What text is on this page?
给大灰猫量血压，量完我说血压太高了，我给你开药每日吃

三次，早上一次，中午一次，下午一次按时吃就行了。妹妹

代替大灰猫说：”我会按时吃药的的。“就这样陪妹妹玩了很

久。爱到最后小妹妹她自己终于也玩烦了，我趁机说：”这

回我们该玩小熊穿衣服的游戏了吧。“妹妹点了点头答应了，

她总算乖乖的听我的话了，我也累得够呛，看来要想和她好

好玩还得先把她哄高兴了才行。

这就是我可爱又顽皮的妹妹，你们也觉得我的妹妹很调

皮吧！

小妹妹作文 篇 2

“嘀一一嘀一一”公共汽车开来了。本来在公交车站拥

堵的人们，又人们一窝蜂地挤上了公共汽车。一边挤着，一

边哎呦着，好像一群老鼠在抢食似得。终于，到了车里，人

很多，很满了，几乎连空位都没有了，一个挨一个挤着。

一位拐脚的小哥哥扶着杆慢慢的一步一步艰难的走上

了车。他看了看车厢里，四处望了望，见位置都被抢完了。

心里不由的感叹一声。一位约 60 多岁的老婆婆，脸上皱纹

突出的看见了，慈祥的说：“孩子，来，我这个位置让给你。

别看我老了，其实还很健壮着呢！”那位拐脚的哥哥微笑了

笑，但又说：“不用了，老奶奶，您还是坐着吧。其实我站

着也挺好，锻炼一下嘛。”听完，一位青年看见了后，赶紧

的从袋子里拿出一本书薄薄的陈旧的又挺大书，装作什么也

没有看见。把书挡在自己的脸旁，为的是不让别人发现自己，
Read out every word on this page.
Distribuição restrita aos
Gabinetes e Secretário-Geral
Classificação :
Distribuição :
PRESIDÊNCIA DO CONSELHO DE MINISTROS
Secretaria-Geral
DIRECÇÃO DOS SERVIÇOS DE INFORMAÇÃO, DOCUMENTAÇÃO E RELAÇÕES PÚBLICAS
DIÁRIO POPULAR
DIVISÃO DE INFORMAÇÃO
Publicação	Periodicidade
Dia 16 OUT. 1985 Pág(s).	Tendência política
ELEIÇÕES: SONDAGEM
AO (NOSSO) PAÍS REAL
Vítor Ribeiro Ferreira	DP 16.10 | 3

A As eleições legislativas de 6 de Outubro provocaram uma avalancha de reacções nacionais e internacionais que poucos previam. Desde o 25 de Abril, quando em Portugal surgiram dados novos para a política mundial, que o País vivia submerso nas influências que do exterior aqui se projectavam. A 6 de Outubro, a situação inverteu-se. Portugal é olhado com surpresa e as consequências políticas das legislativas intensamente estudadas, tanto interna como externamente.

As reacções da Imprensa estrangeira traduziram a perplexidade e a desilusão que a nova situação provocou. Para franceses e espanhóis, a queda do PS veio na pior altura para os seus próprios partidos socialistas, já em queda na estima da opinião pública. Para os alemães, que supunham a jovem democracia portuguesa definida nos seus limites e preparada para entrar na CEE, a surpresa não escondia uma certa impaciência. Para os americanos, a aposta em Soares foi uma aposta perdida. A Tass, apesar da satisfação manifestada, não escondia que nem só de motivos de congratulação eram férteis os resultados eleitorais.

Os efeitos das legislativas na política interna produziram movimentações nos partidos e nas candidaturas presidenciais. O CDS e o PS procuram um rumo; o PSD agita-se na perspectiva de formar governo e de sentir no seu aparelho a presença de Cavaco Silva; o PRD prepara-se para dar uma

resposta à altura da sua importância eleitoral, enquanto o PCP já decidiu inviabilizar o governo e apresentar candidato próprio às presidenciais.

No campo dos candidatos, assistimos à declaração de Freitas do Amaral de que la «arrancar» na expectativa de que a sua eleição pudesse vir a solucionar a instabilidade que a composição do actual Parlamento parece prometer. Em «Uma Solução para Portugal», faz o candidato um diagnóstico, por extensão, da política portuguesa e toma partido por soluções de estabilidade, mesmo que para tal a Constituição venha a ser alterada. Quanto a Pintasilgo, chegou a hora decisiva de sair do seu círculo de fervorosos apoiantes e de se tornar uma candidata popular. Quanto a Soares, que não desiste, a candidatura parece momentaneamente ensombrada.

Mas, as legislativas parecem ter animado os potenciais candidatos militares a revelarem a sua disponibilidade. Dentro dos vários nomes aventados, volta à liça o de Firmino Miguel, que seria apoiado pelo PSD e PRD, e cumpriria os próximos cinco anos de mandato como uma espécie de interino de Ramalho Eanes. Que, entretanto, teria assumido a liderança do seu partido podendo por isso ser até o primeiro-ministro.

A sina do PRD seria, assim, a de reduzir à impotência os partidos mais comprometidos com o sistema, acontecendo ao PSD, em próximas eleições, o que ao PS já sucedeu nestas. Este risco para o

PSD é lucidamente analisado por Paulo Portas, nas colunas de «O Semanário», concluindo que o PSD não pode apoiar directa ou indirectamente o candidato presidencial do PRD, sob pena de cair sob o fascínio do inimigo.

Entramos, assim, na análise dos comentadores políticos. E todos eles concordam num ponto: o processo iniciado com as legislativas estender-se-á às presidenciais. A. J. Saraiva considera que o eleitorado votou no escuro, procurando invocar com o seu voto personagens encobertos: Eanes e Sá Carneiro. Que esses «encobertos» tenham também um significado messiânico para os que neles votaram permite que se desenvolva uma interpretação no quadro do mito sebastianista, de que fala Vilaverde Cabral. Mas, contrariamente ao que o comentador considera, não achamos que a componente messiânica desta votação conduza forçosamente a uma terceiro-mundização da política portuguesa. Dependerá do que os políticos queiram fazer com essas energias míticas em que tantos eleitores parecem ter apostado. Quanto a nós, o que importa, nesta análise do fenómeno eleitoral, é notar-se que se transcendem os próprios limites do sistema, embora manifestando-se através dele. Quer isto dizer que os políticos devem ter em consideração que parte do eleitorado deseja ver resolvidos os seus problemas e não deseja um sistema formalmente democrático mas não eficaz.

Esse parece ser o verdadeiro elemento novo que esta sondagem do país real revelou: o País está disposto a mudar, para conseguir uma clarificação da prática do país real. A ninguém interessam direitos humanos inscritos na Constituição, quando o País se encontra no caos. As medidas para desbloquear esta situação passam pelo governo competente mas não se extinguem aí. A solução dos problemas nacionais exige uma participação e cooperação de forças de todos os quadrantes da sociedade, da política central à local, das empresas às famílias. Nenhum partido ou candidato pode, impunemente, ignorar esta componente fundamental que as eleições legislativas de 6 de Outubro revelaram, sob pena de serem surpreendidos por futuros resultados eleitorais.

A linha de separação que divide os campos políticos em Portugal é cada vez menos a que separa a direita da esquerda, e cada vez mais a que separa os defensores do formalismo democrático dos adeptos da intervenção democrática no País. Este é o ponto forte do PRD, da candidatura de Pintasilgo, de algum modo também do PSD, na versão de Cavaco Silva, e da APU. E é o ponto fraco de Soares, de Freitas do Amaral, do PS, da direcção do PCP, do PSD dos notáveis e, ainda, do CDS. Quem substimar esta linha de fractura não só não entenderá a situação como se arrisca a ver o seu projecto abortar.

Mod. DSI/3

= = = =

• [WHAT TO PRODUCE]: Using the exact wording, write out all of the records.

• [SOLUTION BELOW]:
What text is on this page?
给大灰猫量血压，量完我说血压太高了，我给你开药每日吃

三次，早上一次，中午一次，下午一次按时吃就行了。妹妹

代替大灰猫说：”我会按时吃药的的。“就这样陪妹妹玩了很

久。爱到最后小妹妹她自己终于也玩烦了，我趁机说：”这

回我们该玩小熊穿衣服的游戏了吧。“妹妹点了点头答应了，

她总算乖乖的听我的话了，我也累得够呛，看来要想和她好

好玩还得先把她哄高兴了才行。

这就是我可爱又顽皮的妹妹，你们也觉得我的妹妹很调

皮吧！

小妹妹作文 篇 2

“嘀一一嘀一一”公共汽车开来了。本来在公交车站拥

堵的人们，又人们一窝蜂地挤上了公共汽车。一边挤着，一

边哎呦着，好像一群老鼠在抢食似得。终于，到了车里，人

很多，很满了，几乎连空位都没有了，一个挨一个挤着。

一位拐脚的小哥哥扶着杆慢慢的一步一步艰难的走上

了车。他看了看车厢里，四处望了望，见位置都被抢完了。

心里不由的感叹一声。一位约 60 多岁的老婆婆，脸上皱纹

突出的看见了，慈祥的说：“孩子，来，我这个位置让给你。

别看我老了，其实还很健壮着呢！”那位拐脚的哥哥微笑了

笑，但又说：“不用了，老奶奶，您还是坐着吧。其实我站

着也挺好，锻炼一下嘛。”听完，一位青年看见了后，赶紧

的从袋子里拿出一本书薄薄的陈旧的又挺大书，装作什么也

没有看见。把书挡在自己的脸旁，为的是不让别人发现自己，
Read out every word on this page.
Distribuição restrita aos
Gabinetes e Secretário-Geral
Classificação :
Distribuição :
PRESIDÊNCIA DO CONSELHO DE MINISTROS
Secretaria-Geral
DIRECÇÃO DOS SERVIÇOS DE INFORMAÇÃO, DOCUMENTAÇÃO E RELAÇÕES PÚBLICAS
DIÁRIO POPULAR
DIVISÃO DE INFORMAÇÃO
Publicação	Periodicidade
Dia 16 OUT. 1985 Pág(s).	Tendência política
ELEIÇÕES: SONDAGEM
AO (NOSSO) PAÍS REAL
Vítor Ribeiro Ferreira	DP 16.10 | 3

A As eleições legislativas de 6 de Outubro provocaram uma avalancha de reacções nacionais e internacionais que poucos previam. Desde o 25 de Abril, quando em Portugal surgiram dados novos para a política mundial, que o País vivia submerso nas influências que do exterior aqui se projectavam. A 6 de Outubro, a situação inverteu-se. Portugal é olhado com surpresa e as consequências políticas das legislativas intensamente estudadas, tanto interna como externamente.

As reacções da Imprensa estrangeira traduziram a perplexidade e a desilusão que a nova situação provocou. Para franceses e espanhóis, a queda do PS veio na pior altura para os seus próprios partidos socialistas, já em queda na estima da opinião pública. Para os alemães, que supunham a jovem democracia portuguesa definida nos seus limites e preparada para entrar na CEE, a surpresa não escondia uma certa impaciência. Para os americanos, a aposta em Soares foi uma aposta perdida. A Tass, apesar da satisfação manifestada, não escondia que nem só de motivos de congratulação eram férteis os resultados eleitorais.

Os efeitos das legislativas na política interna produziram movimentações nos partidos e nas candidaturas presidenciais. O CDS e o PS procuram um rumo; o PSD agita-se na perspectiva de formar governo e de sentir no seu aparelho a presença de Cavaco Silva; o PRD prepara-se para dar uma

resposta à altura da sua importância eleitoral, enquanto o PCP já decidiu inviabilizar o governo e apresentar candidato próprio às presidenciais.

No campo dos candidatos, assistimos à declaração de Freitas do Amaral de que la «arrancar» na expectativa de que a sua eleição pudesse vir a solucionar a instabilidade que a composição do actual Parlamento parece prometer. Em «Uma Solução para Portugal», faz o candidato um diagnóstico, por extensão, da política portuguesa e toma partido por soluções de estabilidade, mesmo que para tal a Constituição venha a ser alterada. Quanto a Pintasilgo, chegou a hora decisiva de sair do seu círculo de fervorosos apoiantes e de se tornar uma candidata popular. Quanto a Soares, que não desiste, a candidatura parece momentaneamente ensombrada.

Mas, as legislativas parecem ter animado os potenciais candidatos militares a revelarem a sua disponibilidade. Dentro dos vários nomes aventados, volta à liça o de Firmino Miguel, que seria apoiado pelo PSD e PRD, e cumpriria os próximos cinco anos de mandato como uma espécie de interino de Ramalho Eanes. Que, entretanto, teria assumido a liderança do seu partido podendo por isso ser até o primeiro-ministro.

A sina do PRD seria, assim, a de reduzir à impotência os partidos mais comprometidos com o sistema, acontecendo ao PSD, em próximas eleições, o que ao PS já sucedeu nestas. Este risco para o

PSD é lucidamente analisado por Paulo Portas, nas colunas de «O Semanário», concluindo que o PSD não pode apoiar directa ou indirectamente o candidato presidencial do PRD, sob pena de cair sob o fascínio do inimigo.

Entramos, assim, na análise dos comentadores políticos. E todos eles concordam num ponto: o processo iniciado com as legislativas estender-se-á às presidenciais. A. J. Saraiva considera que o eleitorado votou no escuro, procurando invocar com o seu voto personagens encobertos: Eanes e Sá Carneiro. Que esses «encobertos» tenham também um significado messiânico para os que neles votaram permite que se desenvolva uma interpretação no quadro do mito sebastianista, de que fala Vilaverde Cabral. Mas, contrariamente ao que o comentador considera, não achamos que a componente messiânica desta votação conduza forçosamente a uma terceiro-mundização da política portuguesa. Dependerá do que os políticos queiram fazer com essas energias míticas em que tantos eleitores parecem ter apostado. Quanto a nós, o que importa, nesta análise do fenómeno eleitoral, é notar-se que se transcendem os próprios limites do sistema, embora manifestando-se através dele. Quer isto dizer que os políticos devem ter em consideração que parte do eleitorado deseja ver resolvidos os seus problemas e não deseja um sistema formalmente democrático mas não eficaz.

Esse parece ser o verdadeiro elemento novo que esta sondagem do país real revelou: o País está disposto a mudar, para conseguir uma clarificação da prática do país real. A ninguém interessam direitos humanos inscritos na Constituição, quando o País se encontra no caos. As medidas para desbloquear esta situação passam pelo governo competente mas não se extinguem aí. A solução dos problemas nacionais exige uma participação e cooperação de forças de todos os quadrantes da sociedade, da política central à local, das empresas às famílias. Nenhum partido ou candidato pode, impunemente, ignorar esta componente fundamental que as eleições legislativas de 6 de Outubro revelaram, sob pena de serem surpreendidos por futuros resultados eleitorais.

A linha de separação que divide os campos políticos em Portugal é cada vez menos a que separa a direita da esquerda, e cada vez mais a que separa os defensores do formalismo democrático dos adeptos da intervenção democrática no País. Este é o ponto forte do PRD, da candidatura de Pintasilgo, de algum modo também do PSD, na versão de Cavaco Silva, e da APU. E é o ponto fraco de Soares, de Freitas do Amaral, do PS, da direcção do PCP, do PSD dos notáveis e, ainda, do CDS. Quem substimar esta linha de fractura não só não entenderá a situação como se arrisca a ver o seu projecto abortar.

Mod. DSI/3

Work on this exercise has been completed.